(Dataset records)
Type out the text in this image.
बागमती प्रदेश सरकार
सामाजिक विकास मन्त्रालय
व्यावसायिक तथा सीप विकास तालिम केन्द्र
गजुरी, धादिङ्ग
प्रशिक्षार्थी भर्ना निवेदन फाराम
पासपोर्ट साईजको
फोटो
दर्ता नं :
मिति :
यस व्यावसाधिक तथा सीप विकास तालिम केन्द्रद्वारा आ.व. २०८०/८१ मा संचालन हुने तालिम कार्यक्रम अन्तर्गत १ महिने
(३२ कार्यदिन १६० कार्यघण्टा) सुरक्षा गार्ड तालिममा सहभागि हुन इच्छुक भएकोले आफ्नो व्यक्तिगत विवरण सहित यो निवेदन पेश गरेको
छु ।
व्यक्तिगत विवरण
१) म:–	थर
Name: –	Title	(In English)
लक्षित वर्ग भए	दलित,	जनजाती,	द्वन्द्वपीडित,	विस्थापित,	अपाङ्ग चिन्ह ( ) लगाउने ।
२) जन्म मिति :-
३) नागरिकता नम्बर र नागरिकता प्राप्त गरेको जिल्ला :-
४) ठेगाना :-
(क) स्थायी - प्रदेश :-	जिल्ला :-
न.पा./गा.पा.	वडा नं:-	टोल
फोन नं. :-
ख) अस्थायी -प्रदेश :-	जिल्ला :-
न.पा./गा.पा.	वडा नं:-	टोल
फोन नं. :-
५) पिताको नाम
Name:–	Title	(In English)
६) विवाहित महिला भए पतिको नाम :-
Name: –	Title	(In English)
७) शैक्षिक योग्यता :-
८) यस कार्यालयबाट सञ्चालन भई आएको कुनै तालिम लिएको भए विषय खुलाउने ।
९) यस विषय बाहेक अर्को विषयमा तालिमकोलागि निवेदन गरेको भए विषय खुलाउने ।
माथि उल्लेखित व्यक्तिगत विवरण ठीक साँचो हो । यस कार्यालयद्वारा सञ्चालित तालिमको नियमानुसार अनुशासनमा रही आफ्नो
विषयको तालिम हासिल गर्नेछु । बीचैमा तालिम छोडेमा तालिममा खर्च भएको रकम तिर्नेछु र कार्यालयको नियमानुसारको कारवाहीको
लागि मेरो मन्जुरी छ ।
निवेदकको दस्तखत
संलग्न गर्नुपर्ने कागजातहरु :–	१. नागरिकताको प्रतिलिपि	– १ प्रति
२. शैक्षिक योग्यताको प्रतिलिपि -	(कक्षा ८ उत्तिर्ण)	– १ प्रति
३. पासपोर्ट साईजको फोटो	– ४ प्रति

» WORK TO BE COMPLETED
Go through the listing above and restate it word for word.

» SOLUTION
Type out the text in this image.
बागमती प्रदेश सरकार
सामाजिक विकास मन्त्रालय
व्यावसायिक तथा सीप विकास तालिम केन्द्र
गजुरी, धादिङ्ग
प्रशिक्षार्थी भर्ना निवेदन फाराम
पासपोर्ट साईजको
फोटो
दर्ता नं :
मिति :
यस व्यावसाधिक तथा सीप विकास तालिम केन्द्रद्वारा आ.व. २०८०/८१ मा संचालन हुने तालिम कार्यक्रम अन्तर्गत १ महिने
(३२ कार्यदिन १६० कार्यघण्टा) सुरक्षा गार्ड तालिममा सहभागि हुन इच्छुक भएकोले आफ्नो व्यक्तिगत विवरण सहित यो निवेदन पेश गरेको
छु ।
व्यक्तिगत विवरण
१) म:–	थर
Name: –	Title	(In English)
लक्षित वर्ग भए	दलित,	जनजाती,	द्वन्द्वपीडित,	विस्थापित,	अपाङ्ग चिन्ह ( ) लगाउने ।
२) जन्म मिति :-
३) नागरिकता नम्बर र नागरिकता प्राप्त गरेको जिल्ला :-
४) ठेगाना :-
(क) स्थायी - प्रदेश :-	जिल्ला :-
न.पा./गा.पा.	वडा नं:-	टोल
फोन नं. :-
ख) अस्थायी -प्रदेश :-	जिल्ला :-
न.पा./गा.पा.	वडा नं:-	टोल
फोन नं. :-
५) पिताको नाम
Name:–	Title	(In English)
६) विवाहित महिला भए पतिको नाम :-
Name: –	Title	(In English)
७) शैक्षिक योग्यता :-
८) यस कार्यालयबाट सञ्चालन भई आएको कुनै तालिम लिएको भए विषय खुलाउने ।
९) यस विषय बाहेक अर्को विषयमा तालिमकोलागि निवेदन गरेको भए विषय खुलाउने ।
माथि उल्लेखित व्यक्तिगत विवरण ठीक साँचो हो । यस कार्यालयद्वारा सञ्चालित तालिमको नियमानुसार अनुशासनमा रही आफ्नो
विषयको तालिम हासिल गर्नेछु । बीचैमा तालिम छोडेमा तालिममा खर्च भएको रकम तिर्नेछु र कार्यालयको नियमानुसारको कारवाहीको
लागि मेरो मन्जुरी छ ।
निवेदकको दस्तखत
संलग्न गर्नुपर्ने कागजातहरु :–	१. नागरिकताको प्रतिलिपि	– १ प्रति
२. शैक्षिक योग्यताको प्रतिलिपि -	(कक्षा ८ उत्तिर्ण)	– १ प्रति
३. पासपोर्ट साईजको फोटो	– ४ प्रति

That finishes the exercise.